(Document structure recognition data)
····················
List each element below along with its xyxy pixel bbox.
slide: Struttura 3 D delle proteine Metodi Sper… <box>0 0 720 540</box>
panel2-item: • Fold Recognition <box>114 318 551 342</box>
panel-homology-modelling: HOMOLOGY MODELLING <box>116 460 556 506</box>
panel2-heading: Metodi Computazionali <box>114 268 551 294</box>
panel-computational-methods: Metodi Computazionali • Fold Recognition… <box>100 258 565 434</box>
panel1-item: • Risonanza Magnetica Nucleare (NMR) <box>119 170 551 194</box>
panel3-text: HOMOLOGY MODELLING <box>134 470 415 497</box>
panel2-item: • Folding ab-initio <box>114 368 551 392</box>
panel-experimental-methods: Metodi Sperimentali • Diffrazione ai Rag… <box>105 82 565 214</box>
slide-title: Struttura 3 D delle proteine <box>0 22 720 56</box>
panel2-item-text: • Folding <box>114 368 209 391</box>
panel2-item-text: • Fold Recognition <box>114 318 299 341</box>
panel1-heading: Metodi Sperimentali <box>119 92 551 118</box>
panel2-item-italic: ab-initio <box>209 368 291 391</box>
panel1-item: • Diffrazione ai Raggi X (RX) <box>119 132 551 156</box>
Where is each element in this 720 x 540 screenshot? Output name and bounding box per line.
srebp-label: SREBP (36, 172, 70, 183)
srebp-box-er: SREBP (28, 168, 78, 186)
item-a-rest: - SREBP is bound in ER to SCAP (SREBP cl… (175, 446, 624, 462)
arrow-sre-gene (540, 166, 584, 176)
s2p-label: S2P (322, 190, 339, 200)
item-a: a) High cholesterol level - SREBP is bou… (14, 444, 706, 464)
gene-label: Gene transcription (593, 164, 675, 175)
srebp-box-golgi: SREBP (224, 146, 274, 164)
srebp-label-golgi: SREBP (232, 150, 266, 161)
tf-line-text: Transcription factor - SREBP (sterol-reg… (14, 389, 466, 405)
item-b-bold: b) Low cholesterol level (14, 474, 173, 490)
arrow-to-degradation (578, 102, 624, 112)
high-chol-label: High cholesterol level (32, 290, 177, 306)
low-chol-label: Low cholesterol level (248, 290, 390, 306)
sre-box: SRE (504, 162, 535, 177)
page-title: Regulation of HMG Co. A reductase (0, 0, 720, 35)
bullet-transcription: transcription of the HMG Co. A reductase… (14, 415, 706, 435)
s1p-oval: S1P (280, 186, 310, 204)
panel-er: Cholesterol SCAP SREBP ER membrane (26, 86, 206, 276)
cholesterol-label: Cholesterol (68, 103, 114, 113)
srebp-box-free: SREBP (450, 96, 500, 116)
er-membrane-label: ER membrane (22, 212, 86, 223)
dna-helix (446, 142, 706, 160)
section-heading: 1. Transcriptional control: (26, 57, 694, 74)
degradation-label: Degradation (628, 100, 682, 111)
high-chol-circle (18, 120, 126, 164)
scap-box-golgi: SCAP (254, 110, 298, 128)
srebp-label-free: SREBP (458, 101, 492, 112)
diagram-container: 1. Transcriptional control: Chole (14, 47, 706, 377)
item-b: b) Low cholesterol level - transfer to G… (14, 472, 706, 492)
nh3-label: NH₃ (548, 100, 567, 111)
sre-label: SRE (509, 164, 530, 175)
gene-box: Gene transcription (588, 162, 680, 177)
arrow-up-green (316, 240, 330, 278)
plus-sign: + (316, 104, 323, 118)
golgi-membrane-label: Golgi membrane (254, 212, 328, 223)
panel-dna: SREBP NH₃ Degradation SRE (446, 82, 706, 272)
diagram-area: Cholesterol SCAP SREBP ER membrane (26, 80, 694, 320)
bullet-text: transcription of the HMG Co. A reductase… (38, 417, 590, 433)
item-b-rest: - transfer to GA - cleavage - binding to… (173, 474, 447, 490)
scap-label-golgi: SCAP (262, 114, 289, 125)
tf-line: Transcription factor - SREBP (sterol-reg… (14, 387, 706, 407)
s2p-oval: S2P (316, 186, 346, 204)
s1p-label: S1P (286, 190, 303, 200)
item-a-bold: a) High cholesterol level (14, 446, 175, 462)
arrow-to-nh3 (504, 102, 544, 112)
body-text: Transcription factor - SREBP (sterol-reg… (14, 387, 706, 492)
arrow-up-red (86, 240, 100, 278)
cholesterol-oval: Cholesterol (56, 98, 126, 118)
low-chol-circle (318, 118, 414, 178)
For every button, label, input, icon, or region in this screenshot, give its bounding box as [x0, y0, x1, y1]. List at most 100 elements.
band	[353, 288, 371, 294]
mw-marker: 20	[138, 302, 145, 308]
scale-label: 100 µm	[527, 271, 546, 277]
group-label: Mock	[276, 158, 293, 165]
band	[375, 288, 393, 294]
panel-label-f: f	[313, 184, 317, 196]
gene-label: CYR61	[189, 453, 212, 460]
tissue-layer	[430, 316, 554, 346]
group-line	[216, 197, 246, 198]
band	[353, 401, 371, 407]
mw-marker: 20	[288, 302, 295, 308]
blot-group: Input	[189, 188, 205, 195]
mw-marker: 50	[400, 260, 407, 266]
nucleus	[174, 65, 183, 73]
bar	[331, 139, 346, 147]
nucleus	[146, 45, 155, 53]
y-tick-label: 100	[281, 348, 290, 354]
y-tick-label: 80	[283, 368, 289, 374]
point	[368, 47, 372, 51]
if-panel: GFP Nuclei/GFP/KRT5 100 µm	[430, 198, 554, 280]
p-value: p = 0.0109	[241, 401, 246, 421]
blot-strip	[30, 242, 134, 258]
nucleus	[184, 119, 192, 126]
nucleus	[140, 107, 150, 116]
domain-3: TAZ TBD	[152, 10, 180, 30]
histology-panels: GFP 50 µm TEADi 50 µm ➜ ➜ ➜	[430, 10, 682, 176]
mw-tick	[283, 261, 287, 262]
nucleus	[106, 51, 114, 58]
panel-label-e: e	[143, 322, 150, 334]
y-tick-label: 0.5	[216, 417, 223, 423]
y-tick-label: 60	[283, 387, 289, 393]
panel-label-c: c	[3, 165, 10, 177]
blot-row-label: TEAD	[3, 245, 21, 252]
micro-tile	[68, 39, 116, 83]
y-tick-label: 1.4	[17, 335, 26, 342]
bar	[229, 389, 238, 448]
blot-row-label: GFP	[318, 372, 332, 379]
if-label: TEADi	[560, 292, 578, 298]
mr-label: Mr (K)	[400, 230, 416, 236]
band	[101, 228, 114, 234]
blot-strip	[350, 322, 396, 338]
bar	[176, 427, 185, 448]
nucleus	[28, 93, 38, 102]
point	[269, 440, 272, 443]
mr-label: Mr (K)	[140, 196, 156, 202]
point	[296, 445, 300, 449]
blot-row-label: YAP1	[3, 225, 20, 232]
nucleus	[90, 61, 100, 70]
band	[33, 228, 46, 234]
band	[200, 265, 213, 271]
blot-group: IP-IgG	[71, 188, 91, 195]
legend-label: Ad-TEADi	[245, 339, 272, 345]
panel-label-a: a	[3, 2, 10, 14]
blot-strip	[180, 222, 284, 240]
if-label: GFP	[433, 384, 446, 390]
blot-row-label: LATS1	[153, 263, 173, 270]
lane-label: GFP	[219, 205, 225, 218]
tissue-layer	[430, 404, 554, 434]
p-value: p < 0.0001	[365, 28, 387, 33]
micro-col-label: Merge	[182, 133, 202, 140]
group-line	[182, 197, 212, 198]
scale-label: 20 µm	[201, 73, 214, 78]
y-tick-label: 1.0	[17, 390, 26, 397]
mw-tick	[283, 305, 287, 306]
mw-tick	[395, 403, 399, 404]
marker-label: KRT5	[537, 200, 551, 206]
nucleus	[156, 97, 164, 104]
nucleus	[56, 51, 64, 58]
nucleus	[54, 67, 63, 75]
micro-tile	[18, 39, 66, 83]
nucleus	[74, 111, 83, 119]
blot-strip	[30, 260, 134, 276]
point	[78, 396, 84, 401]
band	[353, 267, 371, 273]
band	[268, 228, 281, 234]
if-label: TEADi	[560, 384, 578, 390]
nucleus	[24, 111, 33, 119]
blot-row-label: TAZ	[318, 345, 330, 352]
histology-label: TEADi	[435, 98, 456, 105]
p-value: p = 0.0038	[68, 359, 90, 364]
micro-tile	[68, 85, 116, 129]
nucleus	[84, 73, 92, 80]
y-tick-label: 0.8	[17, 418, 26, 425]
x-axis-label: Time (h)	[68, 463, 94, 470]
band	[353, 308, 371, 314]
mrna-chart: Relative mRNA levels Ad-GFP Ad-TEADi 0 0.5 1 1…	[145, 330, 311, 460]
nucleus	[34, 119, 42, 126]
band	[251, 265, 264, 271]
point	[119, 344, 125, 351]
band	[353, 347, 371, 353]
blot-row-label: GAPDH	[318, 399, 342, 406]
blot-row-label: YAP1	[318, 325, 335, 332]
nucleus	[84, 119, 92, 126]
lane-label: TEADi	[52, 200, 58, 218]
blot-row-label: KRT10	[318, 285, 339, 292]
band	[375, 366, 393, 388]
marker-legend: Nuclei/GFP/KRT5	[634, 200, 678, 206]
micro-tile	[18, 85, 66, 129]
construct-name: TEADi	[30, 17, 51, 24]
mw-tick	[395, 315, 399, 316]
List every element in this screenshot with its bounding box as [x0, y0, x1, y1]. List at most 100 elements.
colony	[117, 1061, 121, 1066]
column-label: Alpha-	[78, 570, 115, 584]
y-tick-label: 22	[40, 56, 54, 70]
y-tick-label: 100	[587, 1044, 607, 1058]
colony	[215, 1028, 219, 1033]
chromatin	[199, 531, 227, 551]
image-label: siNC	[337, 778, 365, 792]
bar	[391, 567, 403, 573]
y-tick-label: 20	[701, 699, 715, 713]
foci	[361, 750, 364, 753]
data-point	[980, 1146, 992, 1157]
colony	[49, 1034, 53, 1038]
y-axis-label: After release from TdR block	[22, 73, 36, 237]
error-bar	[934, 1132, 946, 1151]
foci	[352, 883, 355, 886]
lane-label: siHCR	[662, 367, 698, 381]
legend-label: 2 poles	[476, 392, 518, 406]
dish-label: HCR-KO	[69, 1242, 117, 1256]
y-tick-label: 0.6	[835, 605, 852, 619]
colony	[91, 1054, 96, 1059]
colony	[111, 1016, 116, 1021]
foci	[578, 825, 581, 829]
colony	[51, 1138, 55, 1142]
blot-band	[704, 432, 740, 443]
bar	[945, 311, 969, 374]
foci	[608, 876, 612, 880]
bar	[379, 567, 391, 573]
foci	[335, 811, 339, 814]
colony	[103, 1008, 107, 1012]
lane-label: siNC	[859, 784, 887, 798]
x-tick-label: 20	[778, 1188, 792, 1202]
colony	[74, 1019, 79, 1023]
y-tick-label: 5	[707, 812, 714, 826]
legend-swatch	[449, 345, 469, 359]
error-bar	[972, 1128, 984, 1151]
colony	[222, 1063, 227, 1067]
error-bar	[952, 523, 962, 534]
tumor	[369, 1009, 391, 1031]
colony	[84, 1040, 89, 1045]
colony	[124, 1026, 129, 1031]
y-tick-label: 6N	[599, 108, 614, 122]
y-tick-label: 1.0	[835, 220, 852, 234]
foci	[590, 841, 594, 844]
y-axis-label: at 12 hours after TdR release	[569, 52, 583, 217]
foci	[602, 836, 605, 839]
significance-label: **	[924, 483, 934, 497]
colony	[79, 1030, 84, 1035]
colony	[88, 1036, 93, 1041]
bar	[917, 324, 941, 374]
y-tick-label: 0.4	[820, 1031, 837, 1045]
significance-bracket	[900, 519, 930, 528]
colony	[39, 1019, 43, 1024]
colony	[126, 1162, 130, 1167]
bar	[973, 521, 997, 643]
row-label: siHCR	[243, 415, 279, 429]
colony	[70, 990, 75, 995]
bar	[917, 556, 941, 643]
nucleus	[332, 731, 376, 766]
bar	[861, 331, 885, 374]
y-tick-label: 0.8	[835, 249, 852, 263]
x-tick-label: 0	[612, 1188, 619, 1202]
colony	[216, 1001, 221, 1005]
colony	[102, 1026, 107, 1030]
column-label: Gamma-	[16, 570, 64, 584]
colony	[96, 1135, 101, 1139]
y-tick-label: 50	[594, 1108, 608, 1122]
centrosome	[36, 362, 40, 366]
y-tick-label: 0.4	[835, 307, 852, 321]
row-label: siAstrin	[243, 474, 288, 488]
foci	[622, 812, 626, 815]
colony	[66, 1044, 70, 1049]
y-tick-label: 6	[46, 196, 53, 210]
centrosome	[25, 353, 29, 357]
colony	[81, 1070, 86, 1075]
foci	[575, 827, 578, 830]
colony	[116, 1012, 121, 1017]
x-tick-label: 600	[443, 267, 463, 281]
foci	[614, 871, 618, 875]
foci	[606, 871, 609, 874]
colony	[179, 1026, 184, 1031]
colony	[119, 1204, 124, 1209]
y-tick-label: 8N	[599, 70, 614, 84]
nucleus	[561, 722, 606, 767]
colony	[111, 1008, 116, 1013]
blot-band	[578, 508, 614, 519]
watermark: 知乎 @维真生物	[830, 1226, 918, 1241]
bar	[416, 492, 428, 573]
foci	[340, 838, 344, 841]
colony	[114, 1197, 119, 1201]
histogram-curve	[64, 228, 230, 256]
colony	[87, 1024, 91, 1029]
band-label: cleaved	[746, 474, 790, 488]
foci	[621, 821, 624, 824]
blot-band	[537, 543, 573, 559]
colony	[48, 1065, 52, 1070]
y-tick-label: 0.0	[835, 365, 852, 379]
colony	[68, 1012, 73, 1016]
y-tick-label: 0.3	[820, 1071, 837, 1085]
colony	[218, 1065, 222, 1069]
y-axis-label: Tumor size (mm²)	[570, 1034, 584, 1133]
····················
Task directions:
Among the records above, find each line containing the string "proteine" and copy it.

Solution:
slide: Struttura 3 D delle proteine Metodi Sper… <box>0 0 720 540</box>
slide-title: Struttura 3 D delle proteine <box>0 22 720 56</box>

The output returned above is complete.